## Raw records:
● ● ● ●
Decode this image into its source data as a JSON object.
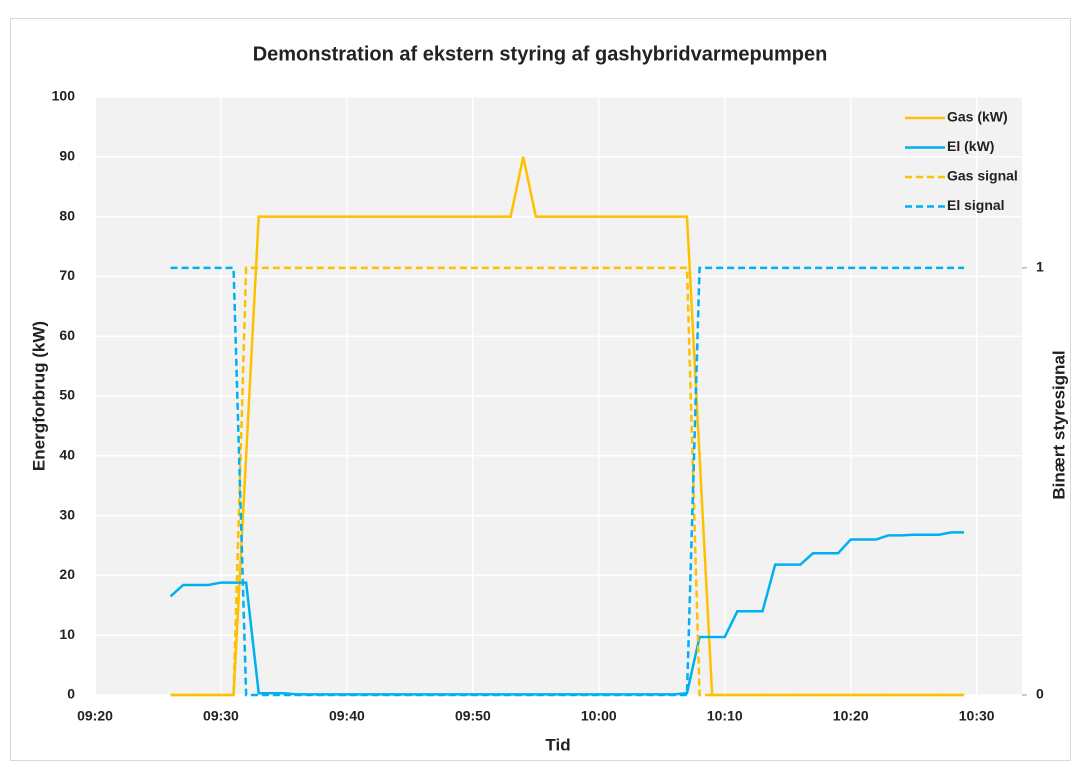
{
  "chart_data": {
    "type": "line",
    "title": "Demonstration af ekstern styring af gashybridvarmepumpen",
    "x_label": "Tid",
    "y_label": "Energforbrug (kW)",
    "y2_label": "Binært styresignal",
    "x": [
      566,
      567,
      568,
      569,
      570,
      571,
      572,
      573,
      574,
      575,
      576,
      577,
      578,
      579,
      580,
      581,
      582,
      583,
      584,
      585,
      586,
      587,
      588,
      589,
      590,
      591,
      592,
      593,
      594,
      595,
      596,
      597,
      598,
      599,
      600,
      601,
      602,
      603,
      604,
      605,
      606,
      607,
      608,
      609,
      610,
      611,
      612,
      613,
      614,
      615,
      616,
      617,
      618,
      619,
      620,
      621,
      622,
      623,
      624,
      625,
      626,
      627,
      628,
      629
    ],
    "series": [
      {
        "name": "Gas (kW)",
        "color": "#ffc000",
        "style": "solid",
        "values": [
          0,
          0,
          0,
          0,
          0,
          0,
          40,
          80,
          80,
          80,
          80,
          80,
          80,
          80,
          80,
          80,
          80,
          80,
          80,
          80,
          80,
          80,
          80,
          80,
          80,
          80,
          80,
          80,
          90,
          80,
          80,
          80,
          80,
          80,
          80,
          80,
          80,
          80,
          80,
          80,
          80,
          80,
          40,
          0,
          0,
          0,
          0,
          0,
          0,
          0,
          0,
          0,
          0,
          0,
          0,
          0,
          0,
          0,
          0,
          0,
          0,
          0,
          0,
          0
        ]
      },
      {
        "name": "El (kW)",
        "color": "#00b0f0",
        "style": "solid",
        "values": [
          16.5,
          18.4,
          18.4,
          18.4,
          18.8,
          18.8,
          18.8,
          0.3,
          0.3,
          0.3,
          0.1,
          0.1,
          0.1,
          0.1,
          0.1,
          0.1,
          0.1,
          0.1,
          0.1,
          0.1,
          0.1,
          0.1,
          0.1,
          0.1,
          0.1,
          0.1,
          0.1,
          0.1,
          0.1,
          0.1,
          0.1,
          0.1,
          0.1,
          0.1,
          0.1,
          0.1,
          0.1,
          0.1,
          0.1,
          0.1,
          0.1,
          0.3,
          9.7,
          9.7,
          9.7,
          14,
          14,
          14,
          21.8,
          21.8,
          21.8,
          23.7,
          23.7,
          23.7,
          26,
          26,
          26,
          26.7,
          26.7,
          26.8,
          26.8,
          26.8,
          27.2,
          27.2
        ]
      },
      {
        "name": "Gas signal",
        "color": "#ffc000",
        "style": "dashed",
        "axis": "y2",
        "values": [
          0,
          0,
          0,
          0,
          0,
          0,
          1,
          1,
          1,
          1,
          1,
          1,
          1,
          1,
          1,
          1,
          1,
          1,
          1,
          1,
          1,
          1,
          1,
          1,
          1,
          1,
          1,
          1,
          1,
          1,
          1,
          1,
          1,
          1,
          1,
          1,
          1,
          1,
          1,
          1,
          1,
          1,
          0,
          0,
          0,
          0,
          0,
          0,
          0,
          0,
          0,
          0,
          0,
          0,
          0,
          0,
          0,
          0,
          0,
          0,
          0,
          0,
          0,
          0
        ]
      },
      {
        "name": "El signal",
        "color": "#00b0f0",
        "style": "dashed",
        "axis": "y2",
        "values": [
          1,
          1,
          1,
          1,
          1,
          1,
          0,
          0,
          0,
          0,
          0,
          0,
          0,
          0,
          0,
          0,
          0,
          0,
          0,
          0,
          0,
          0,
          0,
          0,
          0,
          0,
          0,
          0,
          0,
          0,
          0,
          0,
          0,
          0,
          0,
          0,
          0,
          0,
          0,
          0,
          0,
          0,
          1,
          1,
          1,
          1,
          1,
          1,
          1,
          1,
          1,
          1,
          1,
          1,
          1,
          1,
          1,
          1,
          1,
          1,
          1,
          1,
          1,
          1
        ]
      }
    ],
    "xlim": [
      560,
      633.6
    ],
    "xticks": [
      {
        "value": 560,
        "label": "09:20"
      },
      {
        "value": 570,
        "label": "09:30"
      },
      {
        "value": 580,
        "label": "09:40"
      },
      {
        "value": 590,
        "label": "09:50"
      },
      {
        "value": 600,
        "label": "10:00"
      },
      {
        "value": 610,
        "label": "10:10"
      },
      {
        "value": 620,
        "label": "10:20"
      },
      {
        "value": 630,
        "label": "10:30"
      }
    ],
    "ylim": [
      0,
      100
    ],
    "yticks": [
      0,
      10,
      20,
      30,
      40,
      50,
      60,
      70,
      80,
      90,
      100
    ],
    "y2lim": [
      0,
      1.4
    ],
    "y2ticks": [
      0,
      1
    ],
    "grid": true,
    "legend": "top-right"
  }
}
● ● ● ●
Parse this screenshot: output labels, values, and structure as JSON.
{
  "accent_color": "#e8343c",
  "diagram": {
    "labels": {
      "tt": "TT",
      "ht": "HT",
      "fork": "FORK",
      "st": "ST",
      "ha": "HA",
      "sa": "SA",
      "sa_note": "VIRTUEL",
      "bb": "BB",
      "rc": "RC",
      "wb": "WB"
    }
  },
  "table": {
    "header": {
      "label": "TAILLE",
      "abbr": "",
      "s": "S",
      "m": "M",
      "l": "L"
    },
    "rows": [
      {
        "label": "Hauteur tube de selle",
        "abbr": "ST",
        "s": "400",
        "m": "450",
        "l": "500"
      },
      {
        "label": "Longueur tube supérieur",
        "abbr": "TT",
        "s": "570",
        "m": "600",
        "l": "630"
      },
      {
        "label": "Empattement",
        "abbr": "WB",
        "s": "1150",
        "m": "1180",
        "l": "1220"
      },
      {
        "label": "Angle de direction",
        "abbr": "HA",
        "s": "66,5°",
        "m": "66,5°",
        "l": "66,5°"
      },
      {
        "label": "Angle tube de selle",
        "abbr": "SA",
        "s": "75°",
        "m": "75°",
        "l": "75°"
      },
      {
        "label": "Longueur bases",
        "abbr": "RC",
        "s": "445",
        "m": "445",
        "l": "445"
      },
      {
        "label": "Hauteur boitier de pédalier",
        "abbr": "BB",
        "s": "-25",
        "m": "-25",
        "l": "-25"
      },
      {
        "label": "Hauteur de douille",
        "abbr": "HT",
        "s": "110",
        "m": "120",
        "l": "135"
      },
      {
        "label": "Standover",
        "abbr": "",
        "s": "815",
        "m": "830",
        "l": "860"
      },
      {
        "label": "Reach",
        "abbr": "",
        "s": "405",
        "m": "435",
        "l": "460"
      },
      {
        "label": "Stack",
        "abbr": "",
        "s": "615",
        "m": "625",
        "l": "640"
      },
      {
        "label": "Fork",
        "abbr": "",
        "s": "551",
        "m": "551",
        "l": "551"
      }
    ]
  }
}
● ● ● ●
## WORK REQUIRED:
Filter the records above and return every line that holds the word "Hauteur".

## OUTPUT BELOW:
        "label": "Hauteur tube de selle",
        "label": "Hauteur boitier de pédalier",
        "label": "Hauteur de douille",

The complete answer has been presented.